▶ Task
Restate every entry word for word.
>> Start Dataset content
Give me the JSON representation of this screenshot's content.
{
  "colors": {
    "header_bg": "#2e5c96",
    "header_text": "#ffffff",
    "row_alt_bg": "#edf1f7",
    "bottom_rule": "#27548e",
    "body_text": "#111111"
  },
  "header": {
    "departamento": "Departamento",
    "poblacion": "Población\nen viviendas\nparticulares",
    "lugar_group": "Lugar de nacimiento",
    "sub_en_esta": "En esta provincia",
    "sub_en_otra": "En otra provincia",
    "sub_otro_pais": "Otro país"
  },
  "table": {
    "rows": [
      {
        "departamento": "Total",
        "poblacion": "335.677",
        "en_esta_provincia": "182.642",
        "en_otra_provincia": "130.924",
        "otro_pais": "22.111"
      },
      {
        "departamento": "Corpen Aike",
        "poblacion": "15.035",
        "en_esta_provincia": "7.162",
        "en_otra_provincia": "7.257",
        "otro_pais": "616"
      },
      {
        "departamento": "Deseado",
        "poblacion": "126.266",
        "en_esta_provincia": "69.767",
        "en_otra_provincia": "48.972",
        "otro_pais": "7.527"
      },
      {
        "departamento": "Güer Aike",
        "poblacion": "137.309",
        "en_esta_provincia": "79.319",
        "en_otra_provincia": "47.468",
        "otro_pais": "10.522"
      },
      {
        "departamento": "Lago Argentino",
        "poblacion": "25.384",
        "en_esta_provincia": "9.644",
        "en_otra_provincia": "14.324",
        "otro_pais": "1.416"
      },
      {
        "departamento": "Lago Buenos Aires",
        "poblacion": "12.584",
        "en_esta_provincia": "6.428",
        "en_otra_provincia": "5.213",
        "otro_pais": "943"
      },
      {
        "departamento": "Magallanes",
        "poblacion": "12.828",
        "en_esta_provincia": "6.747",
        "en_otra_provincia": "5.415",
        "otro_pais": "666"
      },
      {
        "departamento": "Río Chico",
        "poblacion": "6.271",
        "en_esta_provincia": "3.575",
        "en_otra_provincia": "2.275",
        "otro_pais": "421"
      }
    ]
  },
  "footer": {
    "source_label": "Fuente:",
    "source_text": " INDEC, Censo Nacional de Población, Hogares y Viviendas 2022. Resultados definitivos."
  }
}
>> End Dataset content
▶ Solution to the problem
Give me the JSON representation of this screenshot's content.
{
  "colors": {
    "header_bg": "#2e5c96",
    "header_text": "#ffffff",
    "row_alt_bg": "#edf1f7",
    "bottom_rule": "#27548e",
    "body_text": "#111111"
  },
  "header": {
    "departamento": "Departamento",
    "poblacion": "Población\nen viviendas\nparticulares",
    "lugar_group": "Lugar de nacimiento",
    "sub_en_esta": "En esta provincia",
    "sub_en_otra": "En otra provincia",
    "sub_otro_pais": "Otro país"
  },
  "table": {
    "rows": [
      {
        "departamento": "Total",
        "poblacion": "335.677",
        "en_esta_provincia": "182.642",
        "en_otra_provincia": "130.924",
        "otro_pais": "22.111"
      },
      {
        "departamento": "Corpen Aike",
        "poblacion": "15.035",
        "en_esta_provincia": "7.162",
        "en_otra_provincia": "7.257",
        "otro_pais": "616"
      },
      {
        "departamento": "Deseado",
        "poblacion": "126.266",
        "en_esta_provincia": "69.767",
        "en_otra_provincia": "48.972",
        "otro_pais": "7.527"
      },
      {
        "departamento": "Güer Aike",
        "poblacion": "137.309",
        "en_esta_provincia": "79.319",
        "en_otra_provincia": "47.468",
        "otro_pais": "10.522"
      },
      {
        "departamento": "Lago Argentino",
        "poblacion": "25.384",
        "en_esta_provincia": "9.644",
        "en_otra_provincia": "14.324",
        "otro_pais": "1.416"
      },
      {
        "departamento": "Lago Buenos Aires",
        "poblacion": "12.584",
        "en_esta_provincia": "6.428",
        "en_otra_provincia": "5.213",
        "otro_pais": "943"
      },
      {
        "departamento": "Magallanes",
        "poblacion": "12.828",
        "en_esta_provincia": "6.747",
        "en_otra_provincia": "5.415",
        "otro_pais": "666"
      },
      {
        "departamento": "Río Chico",
        "poblacion": "6.271",
        "en_esta_provincia": "3.575",
        "en_otra_provincia": "2.275",
        "otro_pais": "421"
      }
    ]
  },
  "footer": {
    "source_label": "Fuente:",
    "source_text": " INDEC, Censo Nacional de Población, Hogares y Viviendas 2022. Resultados definitivos."
  }
}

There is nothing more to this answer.